[OBJECTIVE] Convert the lines of the items below, starting at the line that contains "- x-tick-label: -1: [37, 29, 49, 44]" and ending at the line that contains "- y-axis-unit: bar: [346, 368, 365, 382]", into a Markdown table with the columns Row and Line, giving each line a row number and leaving out blank lines.

[DATA FOR THE TASK]
* start *

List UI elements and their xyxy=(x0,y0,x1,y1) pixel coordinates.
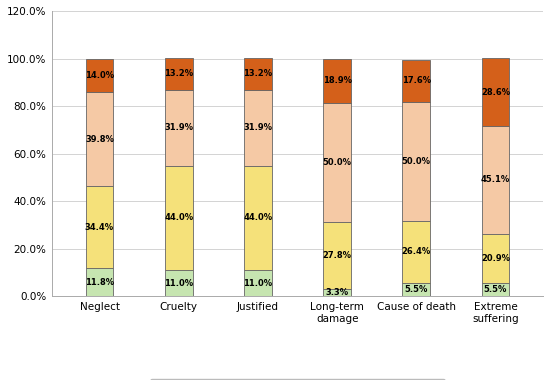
Bar xyxy=(403,101,430,220)
Text: 44.0%: 44.0% xyxy=(243,214,272,222)
Bar xyxy=(403,220,430,283)
Bar xyxy=(244,58,272,90)
Text: 11.0%: 11.0% xyxy=(164,279,193,288)
Text: 11.0%: 11.0% xyxy=(243,279,272,288)
Text: 18.9%: 18.9% xyxy=(323,76,351,86)
Bar xyxy=(323,288,351,296)
Bar xyxy=(86,92,113,187)
Text: 13.2%: 13.2% xyxy=(243,70,272,79)
Bar xyxy=(165,166,192,270)
Bar xyxy=(86,187,113,268)
Legend: Self-evident, Easy, Circumstantial, Difficult: Self-evident, Easy, Circumstantial, Diff… xyxy=(150,379,445,380)
Text: 39.8%: 39.8% xyxy=(85,135,114,144)
Bar xyxy=(165,270,192,296)
Bar xyxy=(244,166,272,270)
Text: 14.0%: 14.0% xyxy=(85,71,114,80)
Text: 26.4%: 26.4% xyxy=(402,247,431,256)
Bar xyxy=(482,234,509,283)
Text: 50.0%: 50.0% xyxy=(402,157,431,166)
Text: 11.8%: 11.8% xyxy=(85,278,114,287)
Bar xyxy=(86,268,113,296)
Bar xyxy=(482,126,509,234)
Text: 34.4%: 34.4% xyxy=(85,223,114,232)
Text: 45.1%: 45.1% xyxy=(481,176,510,184)
Text: 3.3%: 3.3% xyxy=(326,288,349,297)
Bar xyxy=(244,270,272,296)
Bar xyxy=(165,58,192,90)
Bar xyxy=(403,283,430,296)
Text: 44.0%: 44.0% xyxy=(164,214,193,222)
Bar xyxy=(482,58,509,126)
Bar xyxy=(323,59,351,103)
Bar xyxy=(482,283,509,296)
Text: 20.9%: 20.9% xyxy=(481,254,510,263)
Text: 28.6%: 28.6% xyxy=(481,88,510,97)
Text: 31.9%: 31.9% xyxy=(244,123,272,132)
Text: 50.0%: 50.0% xyxy=(323,158,351,168)
Bar xyxy=(403,60,430,101)
Text: 5.5%: 5.5% xyxy=(405,285,428,294)
Text: 17.6%: 17.6% xyxy=(402,76,431,85)
Bar xyxy=(165,90,192,166)
Text: 13.2%: 13.2% xyxy=(164,70,193,79)
Bar xyxy=(86,59,113,92)
Bar xyxy=(323,103,351,222)
Text: 5.5%: 5.5% xyxy=(484,285,507,294)
Text: 27.8%: 27.8% xyxy=(323,251,351,260)
Text: 31.9%: 31.9% xyxy=(164,123,193,132)
Bar xyxy=(323,222,351,288)
Bar xyxy=(244,90,272,166)
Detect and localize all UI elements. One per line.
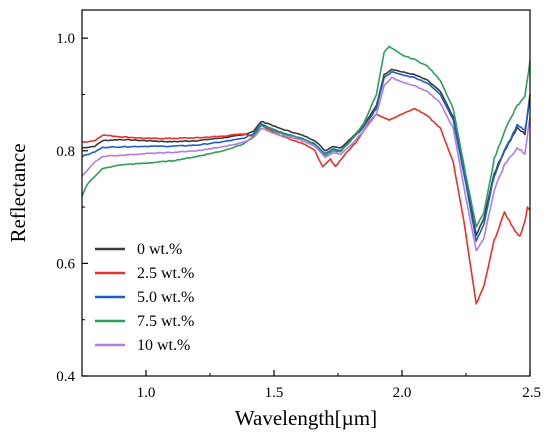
series-line-0 bbox=[81, 68, 531, 237]
legend-label: 7.5 wt.% bbox=[137, 313, 194, 330]
series-line-3 bbox=[81, 45, 531, 228]
x-tick-label: 1.5 bbox=[265, 385, 284, 401]
legend: 0 wt.% 2.5 wt.% 5.0 wt.% 7.5 wt.% 10 wt.% bbox=[95, 241, 194, 354]
x-tick-label: 2.0 bbox=[393, 385, 412, 401]
legend-label: 0 wt.% bbox=[137, 241, 182, 258]
legend-label: 10 wt.% bbox=[137, 337, 190, 354]
plot-frame bbox=[81, 9, 531, 377]
y-tick-label: 0.6 bbox=[56, 256, 75, 272]
legend-label: 5.0 wt.% bbox=[137, 289, 194, 306]
x-axis-title: Wavelength[µm] bbox=[235, 406, 377, 430]
legend-label: 2.5 wt.% bbox=[137, 265, 194, 282]
y-tick-label: 0.4 bbox=[56, 369, 75, 385]
y-tick-label: 0.8 bbox=[56, 144, 75, 160]
y-axis-title: Reflectance bbox=[6, 143, 30, 242]
axis-ticks: 1.0 1.5 2.0 2.5 0.4 0.6 0.8 1.0 bbox=[56, 31, 541, 401]
series-line-1 bbox=[81, 107, 531, 305]
series-lines bbox=[81, 45, 531, 305]
x-tick-label: 2.5 bbox=[522, 385, 541, 401]
series-line-4 bbox=[81, 76, 531, 252]
x-tick-label: 1.0 bbox=[137, 385, 156, 401]
y-tick-label: 1.0 bbox=[56, 31, 75, 47]
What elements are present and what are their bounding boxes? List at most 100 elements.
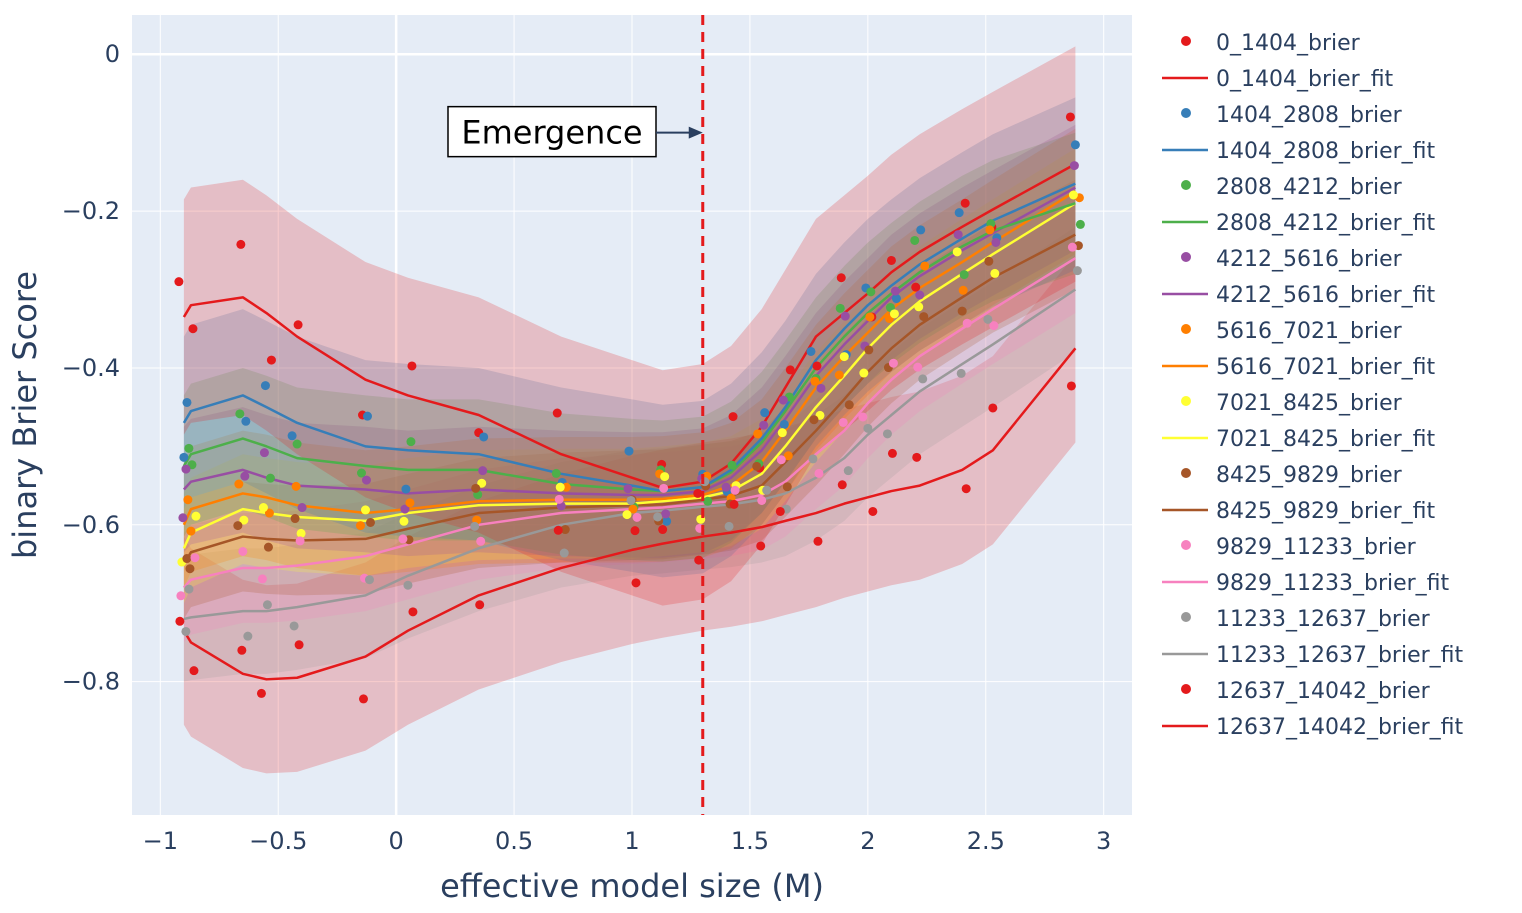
emergence-annotation: Emergence — [447, 105, 703, 158]
data-point — [260, 381, 270, 391]
data-point — [919, 312, 929, 322]
data-point — [479, 432, 489, 442]
data-point — [1070, 140, 1080, 150]
data-point — [405, 498, 415, 508]
data-point — [703, 496, 713, 506]
data-point — [258, 503, 268, 513]
data-point — [776, 455, 786, 465]
x-tick-label: −1 — [143, 827, 178, 855]
data-point — [890, 286, 900, 296]
data-point — [865, 312, 875, 322]
data-point — [911, 282, 921, 292]
data-point — [724, 521, 734, 531]
x-axis-ticks: −1 −0.5 0 0.5 1 1.5 2 2.5 3 — [143, 827, 1112, 855]
grid — [132, 15, 1132, 815]
data-point — [920, 261, 930, 271]
data-point — [759, 420, 769, 430]
data-point — [779, 419, 789, 429]
data-point — [916, 225, 926, 235]
data-point — [957, 306, 967, 316]
data-point — [989, 321, 999, 331]
data-point — [762, 485, 772, 495]
data-point — [838, 417, 848, 427]
data-point — [814, 468, 824, 478]
data-point — [289, 621, 299, 631]
y-tick-label: −0.6 — [62, 511, 120, 539]
data-point — [290, 514, 300, 524]
band-5616_7021_brier — [183, 128, 1076, 588]
data-point — [813, 536, 823, 546]
data-point — [912, 452, 922, 462]
data-point — [913, 362, 923, 372]
data-point — [810, 376, 820, 386]
data-point — [287, 431, 297, 441]
data-point — [241, 416, 251, 426]
x-tick-label: 0.5 — [495, 827, 533, 855]
data-point — [843, 466, 853, 476]
y-tick-label: 0 — [105, 40, 120, 68]
data-point — [265, 473, 275, 483]
data-point — [858, 412, 868, 422]
data-point — [233, 521, 243, 531]
data-point — [887, 448, 897, 458]
data-point — [661, 509, 671, 519]
legend-marker-8425_9829_brier — [1181, 468, 1191, 478]
legend-label-1404_2808_brier: 1404_2808_brier — [1216, 103, 1403, 128]
legend-label-11233_12637_brier_fit: 11233_12637_brier_fit — [1216, 643, 1464, 668]
legend[interactable]: 0_1404_brier 0_1404_brier_fit 1404_2808_br… — [1162, 31, 1464, 740]
data-point — [1072, 266, 1082, 276]
data-point — [403, 580, 413, 590]
data-point — [358, 694, 368, 704]
data-point — [264, 508, 274, 518]
data-point — [184, 443, 194, 453]
data-point — [984, 256, 994, 266]
legend-label-8425_9829_brier: 8425_9829_brier — [1216, 463, 1403, 488]
y-tick-label: −0.8 — [62, 668, 120, 696]
legend-label-9829_11233_brier: 9829_11233_brier — [1216, 535, 1417, 560]
data-point — [659, 483, 669, 493]
data-point — [551, 468, 561, 478]
data-point — [840, 311, 850, 321]
data-point — [778, 395, 788, 405]
fit-line-11233_12637_brier_fit — [183, 288, 1077, 621]
data-point — [914, 302, 924, 312]
x-tick-label: 2 — [860, 827, 875, 855]
data-point — [552, 408, 562, 418]
y-axis-title: binary Brier Score — [6, 271, 44, 559]
data-point — [185, 564, 195, 574]
data-point — [660, 472, 670, 482]
data-point — [729, 499, 739, 509]
legend-label-0_1404_brier_fit: 0_1404_brier_fit — [1216, 67, 1394, 92]
x-tick-label: 1 — [624, 827, 639, 855]
data-point — [959, 270, 969, 280]
data-point — [188, 324, 198, 334]
data-point — [816, 383, 826, 393]
data-point — [295, 536, 305, 546]
legend-label-4212_5616_brier_fit: 4212_5616_brier_fit — [1216, 283, 1436, 308]
data-point — [477, 478, 487, 488]
data-point — [292, 439, 302, 449]
legend-marker-5616_7021_brier — [1181, 324, 1191, 334]
data-point — [775, 506, 785, 516]
data-point — [808, 454, 818, 464]
data-point — [891, 294, 901, 304]
data-point — [297, 503, 307, 513]
data-point — [889, 309, 899, 319]
data-point — [266, 355, 276, 365]
x-tick-label: 1.5 — [731, 827, 769, 855]
data-point — [757, 495, 767, 505]
data-point — [478, 466, 488, 476]
data-point — [812, 361, 822, 371]
x-tick-label: −0.5 — [249, 827, 307, 855]
legend-label-0_1404_brier: 0_1404_brier — [1216, 31, 1361, 56]
data-point — [630, 526, 640, 536]
annotation-box — [447, 105, 657, 158]
data-point — [662, 516, 672, 526]
data-point — [471, 483, 481, 493]
data-point — [554, 494, 564, 504]
data-point — [263, 542, 273, 552]
band-2808_4212_brier — [183, 132, 1076, 562]
data-point — [408, 607, 418, 617]
data-point — [721, 482, 731, 492]
data-point — [237, 645, 247, 655]
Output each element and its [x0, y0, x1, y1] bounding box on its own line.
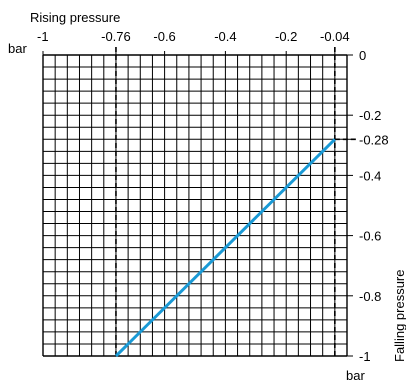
- x-tick-label: -1: [37, 29, 49, 44]
- y-tick-label: -0.8: [359, 289, 381, 304]
- y-tick-label: -0.4: [359, 168, 381, 183]
- y-tick-labels: 0 -0.2 -0.28 -0.4 -0.6 -0.8 -1: [347, 48, 389, 364]
- y-axis-unit: bar: [346, 368, 365, 382]
- x-axis-title: Rising pressure: [30, 10, 120, 25]
- x-axis-unit: bar: [8, 41, 27, 56]
- x-tick-label: -0.4: [214, 29, 236, 44]
- y-tick-label: -0.2: [359, 108, 381, 123]
- y-tick-label: 0: [359, 48, 366, 63]
- grid: [42, 54, 348, 357]
- y-axis-title: Falling pressure: [392, 270, 406, 363]
- y-tick-label: -1: [359, 349, 371, 364]
- reference-lines: [115, 47, 357, 356]
- y-tick-label: -0.6: [359, 229, 381, 244]
- x-tick-label: -0.6: [153, 29, 175, 44]
- y-tick-label: -0.28: [359, 132, 389, 147]
- series-line: [114, 138, 336, 358]
- x-tick-label: -0.2: [275, 29, 297, 44]
- x-tick-label: -0.04: [320, 29, 350, 44]
- x-tick-label: -0.76: [101, 29, 131, 44]
- series-layer: [114, 138, 336, 358]
- x-tick-labels: -1 -0.76 -0.6 -0.4 -0.2 -0.04: [37, 29, 350, 55]
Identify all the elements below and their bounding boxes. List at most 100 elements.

* end *

[RESULT OF THIS TASK]
| Row | Line |
|---|---|
| 1 | - x-tick-label: -1: [37, 29, 49, 44] |
| 2 | - y-tick-label: -0.8: [359, 289, 381, 304] |
| 3 | - y-tick-label: -0.4: [359, 168, 381, 183] |
| 4 | - y-tick-labels: 0 -0.2 -0.28 -0.4 -0.6 -0.8 -1: [347, 48, 389, 364] |
| 5 | - y-axis-unit: bar: [346, 368, 365, 382] |